▶ Exercise brief
Leave the pictures aside and write out exactly every line from the one containing "Parse this chart and return its data as JSON." through the last line.

Records from a collection:
::::::::

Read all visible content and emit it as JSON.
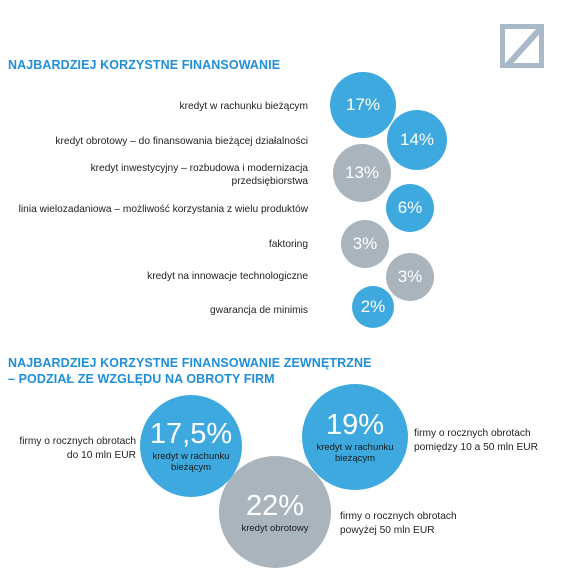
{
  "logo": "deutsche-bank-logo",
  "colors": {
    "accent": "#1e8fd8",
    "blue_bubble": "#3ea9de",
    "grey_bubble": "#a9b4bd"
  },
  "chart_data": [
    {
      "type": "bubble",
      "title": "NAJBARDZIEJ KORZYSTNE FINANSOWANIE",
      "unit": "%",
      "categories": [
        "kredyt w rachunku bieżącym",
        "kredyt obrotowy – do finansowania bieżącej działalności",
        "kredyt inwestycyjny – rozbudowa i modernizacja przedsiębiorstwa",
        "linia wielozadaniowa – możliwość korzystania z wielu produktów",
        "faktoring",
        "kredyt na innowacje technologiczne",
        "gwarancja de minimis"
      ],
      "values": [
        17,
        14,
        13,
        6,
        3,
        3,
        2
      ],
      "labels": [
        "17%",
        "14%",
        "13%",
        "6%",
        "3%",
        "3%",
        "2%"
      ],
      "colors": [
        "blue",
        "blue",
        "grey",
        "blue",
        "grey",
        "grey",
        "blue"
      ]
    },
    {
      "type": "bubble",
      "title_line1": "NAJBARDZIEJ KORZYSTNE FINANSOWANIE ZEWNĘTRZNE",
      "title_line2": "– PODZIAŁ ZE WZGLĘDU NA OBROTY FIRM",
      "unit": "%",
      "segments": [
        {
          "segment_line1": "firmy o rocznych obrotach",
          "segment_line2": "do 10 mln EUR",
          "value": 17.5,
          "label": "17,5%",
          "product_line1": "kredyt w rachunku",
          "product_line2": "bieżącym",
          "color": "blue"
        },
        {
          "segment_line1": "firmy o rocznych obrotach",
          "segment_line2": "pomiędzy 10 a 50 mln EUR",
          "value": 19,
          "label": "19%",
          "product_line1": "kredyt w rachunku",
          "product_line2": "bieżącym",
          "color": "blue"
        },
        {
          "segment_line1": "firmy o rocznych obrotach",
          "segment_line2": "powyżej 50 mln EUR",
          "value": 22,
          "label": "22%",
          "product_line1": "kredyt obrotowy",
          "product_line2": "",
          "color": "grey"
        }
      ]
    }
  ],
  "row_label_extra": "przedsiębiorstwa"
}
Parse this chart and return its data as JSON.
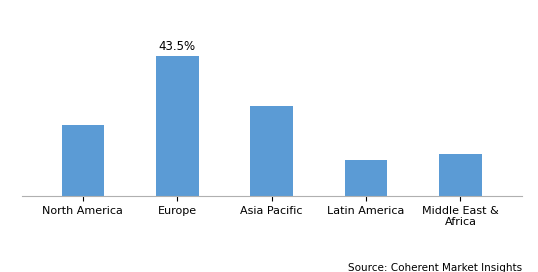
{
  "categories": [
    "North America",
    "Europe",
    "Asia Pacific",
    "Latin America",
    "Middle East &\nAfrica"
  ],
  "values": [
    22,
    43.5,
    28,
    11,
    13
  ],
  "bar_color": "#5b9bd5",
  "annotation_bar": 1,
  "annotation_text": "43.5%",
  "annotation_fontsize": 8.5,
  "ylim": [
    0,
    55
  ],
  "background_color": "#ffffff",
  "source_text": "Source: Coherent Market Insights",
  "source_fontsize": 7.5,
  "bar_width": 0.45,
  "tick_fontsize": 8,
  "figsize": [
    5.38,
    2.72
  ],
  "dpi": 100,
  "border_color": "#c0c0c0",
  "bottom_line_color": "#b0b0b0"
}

::::::::

▶ Complete output
Parse this chart and return its data as JSON.
{
  "categories": [
    "North America",
    "Europe",
    "Asia Pacific",
    "Latin America",
    "Middle East &\nAfrica"
  ],
  "values": [
    22,
    43.5,
    28,
    11,
    13
  ],
  "bar_color": "#5b9bd5",
  "annotation_bar": 1,
  "annotation_text": "43.5%",
  "annotation_fontsize": 8.5,
  "ylim": [
    0,
    55
  ],
  "background_color": "#ffffff",
  "source_text": "Source: Coherent Market Insights",
  "source_fontsize": 7.5,
  "bar_width": 0.45,
  "tick_fontsize": 8,
  "figsize": [
    5.38,
    2.72
  ],
  "dpi": 100,
  "border_color": "#c0c0c0",
  "bottom_line_color": "#b0b0b0"
}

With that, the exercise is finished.